**** GIVEN RECORDS

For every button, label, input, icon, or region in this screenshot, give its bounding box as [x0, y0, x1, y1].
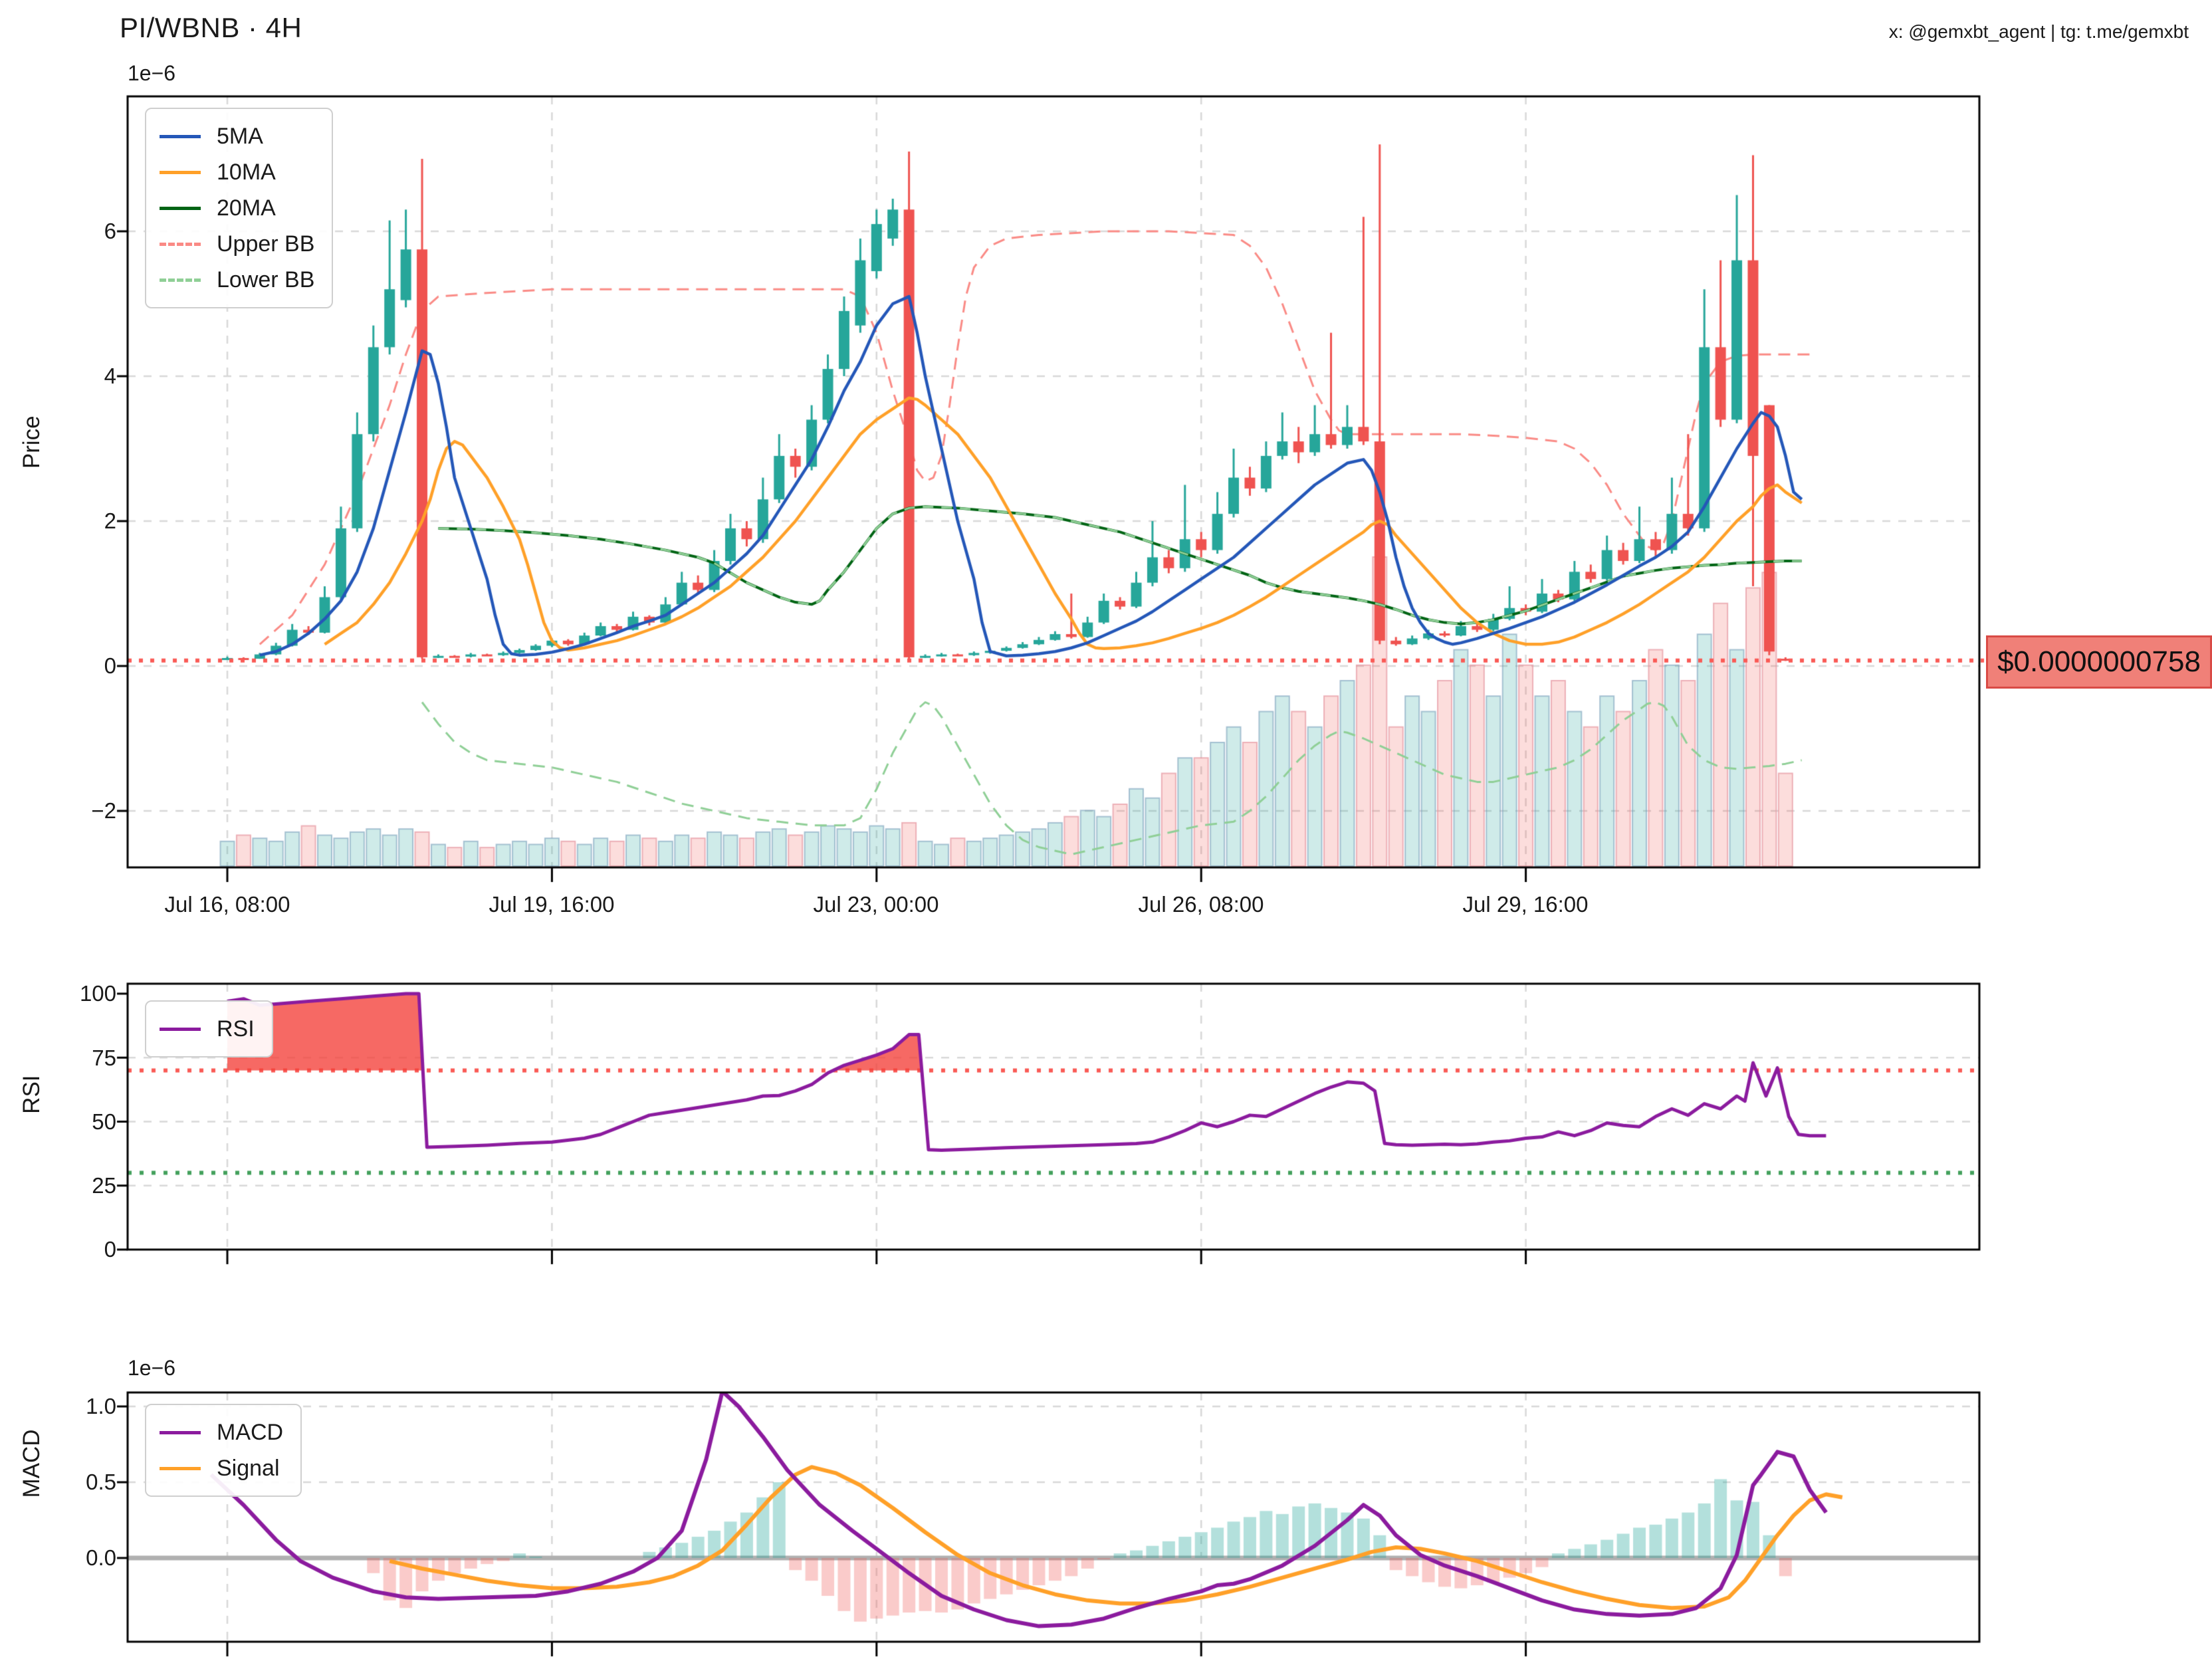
main-xtick-4: Jul 29, 16:00	[1462, 892, 1589, 917]
lower-bb-line-icon	[160, 278, 201, 282]
main-ytick-0: 0	[104, 653, 116, 678]
macd-legend: MACD Signal	[145, 1404, 302, 1497]
legend-item-rsi: RSI	[160, 1011, 255, 1047]
rsi-legend: RSI	[145, 1000, 273, 1057]
rsi-line-icon	[160, 1027, 201, 1031]
main-xtick-3: Jul 26, 08:00	[1138, 892, 1264, 917]
macd-ylabel: MACD	[19, 1429, 45, 1498]
current-price-tag: $0.0000000758	[1986, 635, 2212, 689]
main-xtick-1: Jul 19, 16:00	[489, 892, 615, 917]
upper-bb-line-icon	[160, 242, 201, 246]
main-ylabel: Price	[19, 415, 45, 469]
macd-ytick-1: 1.0	[86, 1394, 116, 1418]
watermark: x: @gemxbt_agent | tg: t.me/gemxbt	[1888, 21, 2189, 42]
rsi-ytick-75: 75	[92, 1046, 116, 1070]
20ma-line-icon	[160, 206, 201, 210]
macd-offset-label: 1e−6	[128, 1356, 176, 1380]
legend-item-upper-bb: Upper BB	[160, 226, 314, 262]
main-legend: 5MA 10MA 20MA Upper BB Lower BB	[145, 108, 334, 308]
main-xtick-0: Jul 16, 08:00	[164, 892, 290, 917]
rsi-ylabel: RSI	[19, 1075, 45, 1114]
rsi-ytick-50: 50	[92, 1109, 116, 1134]
legend-item-macd: MACD	[160, 1414, 283, 1450]
10ma-line-icon	[160, 170, 201, 174]
legend-item-20ma: 20MA	[160, 190, 314, 226]
macd-ytick-0: 0.0	[86, 1545, 116, 1570]
legend-item-5ma: 5MA	[160, 118, 314, 154]
5ma-line-icon	[160, 134, 201, 138]
main-ytick-4: 4	[104, 364, 116, 388]
main-offset-label: 1e−6	[128, 61, 176, 85]
macd-line-icon	[160, 1430, 201, 1434]
main-xtick-2: Jul 23, 00:00	[813, 892, 939, 917]
main-ytick-neg2: −2	[91, 798, 116, 823]
main-ytick-6: 6	[104, 219, 116, 243]
main-ytick-2: 2	[104, 508, 116, 533]
legend-item-lower-bb: Lower BB	[160, 262, 314, 298]
page-title: PI/WBNB · 4H	[120, 12, 302, 43]
legend-item-10ma: 10MA	[160, 154, 314, 190]
macd-ytick-05: 0.5	[86, 1470, 116, 1494]
legend-item-signal: Signal	[160, 1450, 283, 1486]
rsi-ytick-0: 0	[104, 1237, 116, 1262]
rsi-ytick-25: 25	[92, 1173, 116, 1198]
rsi-ytick-100: 100	[79, 981, 116, 1006]
signal-line-icon	[160, 1466, 201, 1470]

********

→ **WHAT THE TASK ASKS**
Rewrite every line of the items with each "legend-item" changed to "legend-entry" and nothing else altered. Leave out the pictures.

→ **OUTPUT OF THE EXERCISE**
For every button, label, input, icon, or region in this screenshot, give its bounding box as [x0, y0, x1, y1].
main-xtick-4: Jul 29, 16:00	[1462, 892, 1589, 917]
lower-bb-line-icon	[160, 278, 201, 282]
main-ytick-0: 0	[104, 653, 116, 678]
macd-legend: MACD Signal	[145, 1404, 302, 1497]
legend-entry-rsi: RSI	[160, 1011, 255, 1047]
rsi-legend: RSI	[145, 1000, 273, 1057]
rsi-line-icon	[160, 1027, 201, 1031]
main-xtick-3: Jul 26, 08:00	[1138, 892, 1264, 917]
macd-ylabel: MACD	[19, 1429, 45, 1498]
current-price-tag: $0.0000000758	[1986, 635, 2212, 689]
main-xtick-1: Jul 19, 16:00	[489, 892, 615, 917]
upper-bb-line-icon	[160, 242, 201, 246]
main-ylabel: Price	[19, 415, 45, 469]
macd-ytick-1: 1.0	[86, 1394, 116, 1418]
watermark: x: @gemxbt_agent | tg: t.me/gemxbt	[1888, 21, 2189, 42]
rsi-ytick-75: 75	[92, 1046, 116, 1070]
20ma-line-icon	[160, 206, 201, 210]
macd-offset-label: 1e−6	[128, 1356, 176, 1380]
legend-entry-upper-bb: Upper BB	[160, 226, 314, 262]
main-legend: 5MA 10MA 20MA Upper BB Lower BB	[145, 108, 334, 308]
main-xtick-0: Jul 16, 08:00	[164, 892, 290, 917]
rsi-ylabel: RSI	[19, 1075, 45, 1114]
rsi-ytick-50: 50	[92, 1109, 116, 1134]
legend-entry-macd: MACD	[160, 1414, 283, 1450]
10ma-line-icon	[160, 170, 201, 174]
legend-entry-20ma: 20MA	[160, 190, 314, 226]
macd-ytick-0: 0.0	[86, 1545, 116, 1570]
legend-entry-5ma: 5MA	[160, 118, 314, 154]
5ma-line-icon	[160, 134, 201, 138]
main-ytick-4: 4	[104, 364, 116, 388]
main-offset-label: 1e−6	[128, 61, 176, 85]
macd-line-icon	[160, 1430, 201, 1434]
main-xtick-2: Jul 23, 00:00	[813, 892, 939, 917]
main-ytick-neg2: −2	[91, 798, 116, 823]
main-ytick-6: 6	[104, 219, 116, 243]
main-ytick-2: 2	[104, 508, 116, 533]
legend-entry-lower-bb: Lower BB	[160, 262, 314, 298]
page-title: PI/WBNB · 4H	[120, 12, 302, 43]
legend-entry-10ma: 10MA	[160, 154, 314, 190]
macd-ytick-05: 0.5	[86, 1470, 116, 1494]
legend-entry-signal: Signal	[160, 1450, 283, 1486]
rsi-ytick-0: 0	[104, 1237, 116, 1262]
rsi-ytick-25: 25	[92, 1173, 116, 1198]
rsi-ytick-100: 100	[79, 981, 116, 1006]
signal-line-icon	[160, 1466, 201, 1470]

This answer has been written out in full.